Figure record extracts

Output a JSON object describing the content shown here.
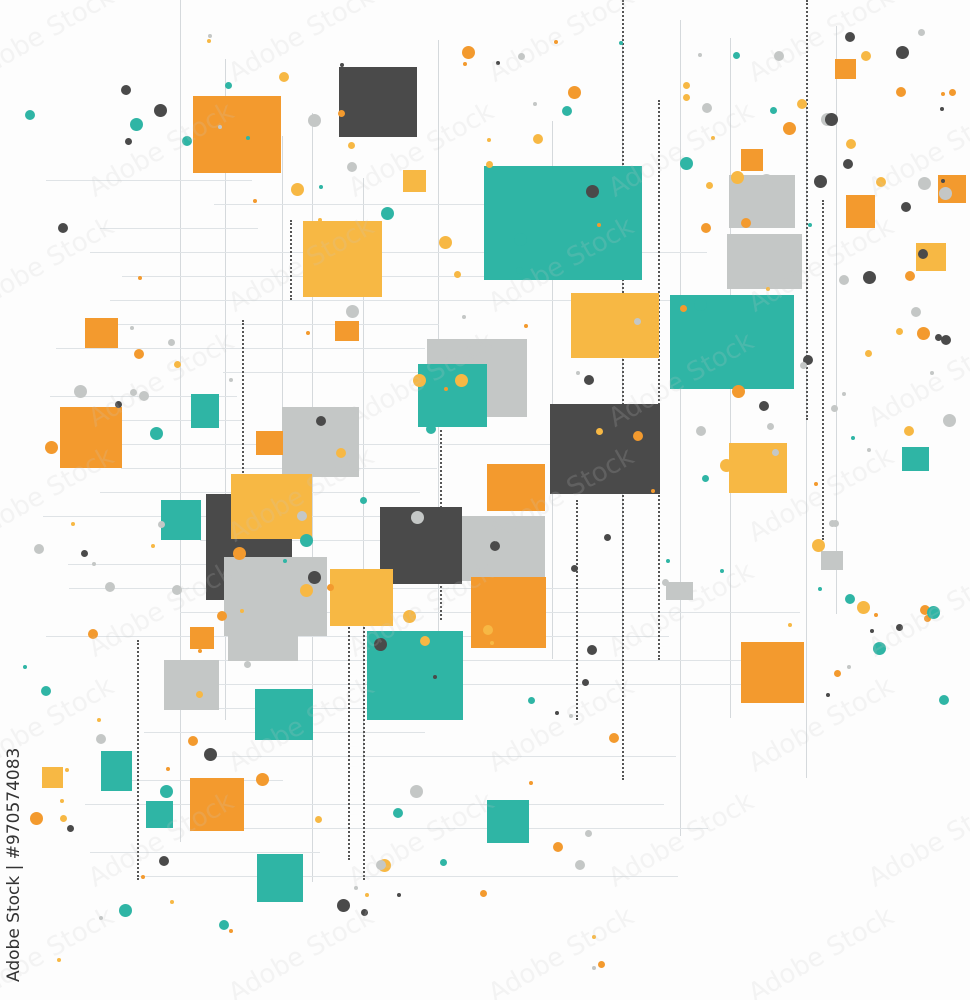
{
  "palette": {
    "orange": "#F39A2E",
    "yellow": "#F7B844",
    "teal": "#2FB5A5",
    "dark": "#4A4A4A",
    "gray": "#C4C7C6"
  },
  "credit": "Adobe Stock | #970574083",
  "watermark": "Adobe Stock"
}
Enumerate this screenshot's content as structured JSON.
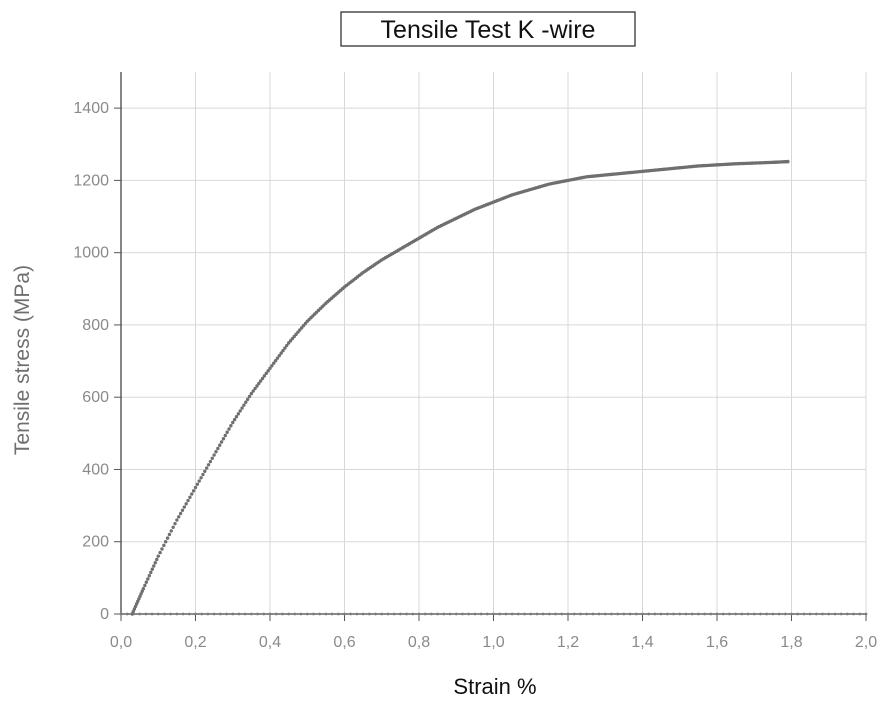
{
  "chart_data": {
    "type": "scatter",
    "title": "Tensile Test K -wire",
    "xlabel": "Strain %",
    "ylabel": "Tensile stress (MPa)",
    "xlim": [
      0.0,
      2.0
    ],
    "ylim": [
      0,
      1500
    ],
    "x_ticks": [
      {
        "value": 0.0,
        "label": "0,0"
      },
      {
        "value": 0.2,
        "label": "0,2"
      },
      {
        "value": 0.4,
        "label": "0,4"
      },
      {
        "value": 0.6,
        "label": "0,6"
      },
      {
        "value": 0.8,
        "label": "0,8"
      },
      {
        "value": 1.0,
        "label": "1,0"
      },
      {
        "value": 1.2,
        "label": "1,2"
      },
      {
        "value": 1.4,
        "label": "1,4"
      },
      {
        "value": 1.6,
        "label": "1,6"
      },
      {
        "value": 1.8,
        "label": "1,8"
      },
      {
        "value": 2.0,
        "label": "2,0"
      }
    ],
    "y_ticks": [
      {
        "value": 0,
        "label": "0"
      },
      {
        "value": 200,
        "label": "200"
      },
      {
        "value": 400,
        "label": "400"
      },
      {
        "value": 600,
        "label": "600"
      },
      {
        "value": 800,
        "label": "800"
      },
      {
        "value": 1000,
        "label": "1000"
      },
      {
        "value": 1200,
        "label": "1200"
      },
      {
        "value": 1400,
        "label": "1400"
      }
    ],
    "grid": true,
    "series": [
      {
        "color": "#6f6f6f",
        "x": [
          0.03,
          0.06,
          0.1,
          0.15,
          0.2,
          0.25,
          0.3,
          0.35,
          0.4,
          0.45,
          0.5,
          0.55,
          0.6,
          0.65,
          0.7,
          0.75,
          0.8,
          0.85,
          0.9,
          0.95,
          1.0,
          1.05,
          1.1,
          1.15,
          1.2,
          1.25,
          1.3,
          1.35,
          1.4,
          1.45,
          1.5,
          1.55,
          1.6,
          1.65,
          1.7,
          1.75,
          1.79
        ],
        "y": [
          0,
          70,
          160,
          260,
          350,
          440,
          530,
          610,
          680,
          750,
          810,
          860,
          905,
          945,
          980,
          1010,
          1040,
          1070,
          1095,
          1120,
          1140,
          1160,
          1175,
          1190,
          1200,
          1210,
          1215,
          1220,
          1225,
          1230,
          1235,
          1240,
          1243,
          1246,
          1248,
          1250,
          1252
        ]
      }
    ],
    "baseline": {
      "color": "#7a7a7a",
      "x": [
        0.0,
        2.0
      ],
      "y": [
        0,
        0
      ]
    }
  }
}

__Exercise details__
Retype each record exactly as it stands, but do not include the pictures.

__Written solution__
Output a JSON object describing the content shown here.
{
  "palette": {
    "orange": "#F39A2E",
    "yellow": "#F7B844",
    "teal": "#2FB5A5",
    "dark": "#4A4A4A",
    "gray": "#C4C7C6"
  },
  "credit": "Adobe Stock | #970574083",
  "watermark": "Adobe Stock"
}
Enumerate this screenshot's content as structured JSON.
{
  "chart_data": {
    "type": "scatter",
    "title": "Tensile Test K -wire",
    "xlabel": "Strain %",
    "ylabel": "Tensile stress (MPa)",
    "xlim": [
      0.0,
      2.0
    ],
    "ylim": [
      0,
      1500
    ],
    "x_ticks": [
      {
        "value": 0.0,
        "label": "0,0"
      },
      {
        "value": 0.2,
        "label": "0,2"
      },
      {
        "value": 0.4,
        "label": "0,4"
      },
      {
        "value": 0.6,
        "label": "0,6"
      },
      {
        "value": 0.8,
        "label": "0,8"
      },
      {
        "value": 1.0,
        "label": "1,0"
      },
      {
        "value": 1.2,
        "label": "1,2"
      },
      {
        "value": 1.4,
        "label": "1,4"
      },
      {
        "value": 1.6,
        "label": "1,6"
      },
      {
        "value": 1.8,
        "label": "1,8"
      },
      {
        "value": 2.0,
        "label": "2,0"
      }
    ],
    "y_ticks": [
      {
        "value": 0,
        "label": "0"
      },
      {
        "value": 200,
        "label": "200"
      },
      {
        "value": 400,
        "label": "400"
      },
      {
        "value": 600,
        "label": "600"
      },
      {
        "value": 800,
        "label": "800"
      },
      {
        "value": 1000,
        "label": "1000"
      },
      {
        "value": 1200,
        "label": "1200"
      },
      {
        "value": 1400,
        "label": "1400"
      }
    ],
    "grid": true,
    "series": [
      {
        "color": "#6f6f6f",
        "x": [
          0.03,
          0.06,
          0.1,
          0.15,
          0.2,
          0.25,
          0.3,
          0.35,
          0.4,
          0.45,
          0.5,
          0.55,
          0.6,
          0.65,
          0.7,
          0.75,
          0.8,
          0.85,
          0.9,
          0.95,
          1.0,
          1.05,
          1.1,
          1.15,
          1.2,
          1.25,
          1.3,
          1.35,
          1.4,
          1.45,
          1.5,
          1.55,
          1.6,
          1.65,
          1.7,
          1.75,
          1.79
        ],
        "y": [
          0,
          70,
          160,
          260,
          350,
          440,
          530,
          610,
          680,
          750,
          810,
          860,
          905,
          945,
          980,
          1010,
          1040,
          1070,
          1095,
          1120,
          1140,
          1160,
          1175,
          1190,
          1200,
          1210,
          1215,
          1220,
          1225,
          1230,
          1235,
          1240,
          1243,
          1246,
          1248,
          1250,
          1252
        ]
      }
    ],
    "baseline": {
      "color": "#7a7a7a",
      "x": [
        0.0,
        2.0
      ],
      "y": [
        0,
        0
      ]
    }
  }
}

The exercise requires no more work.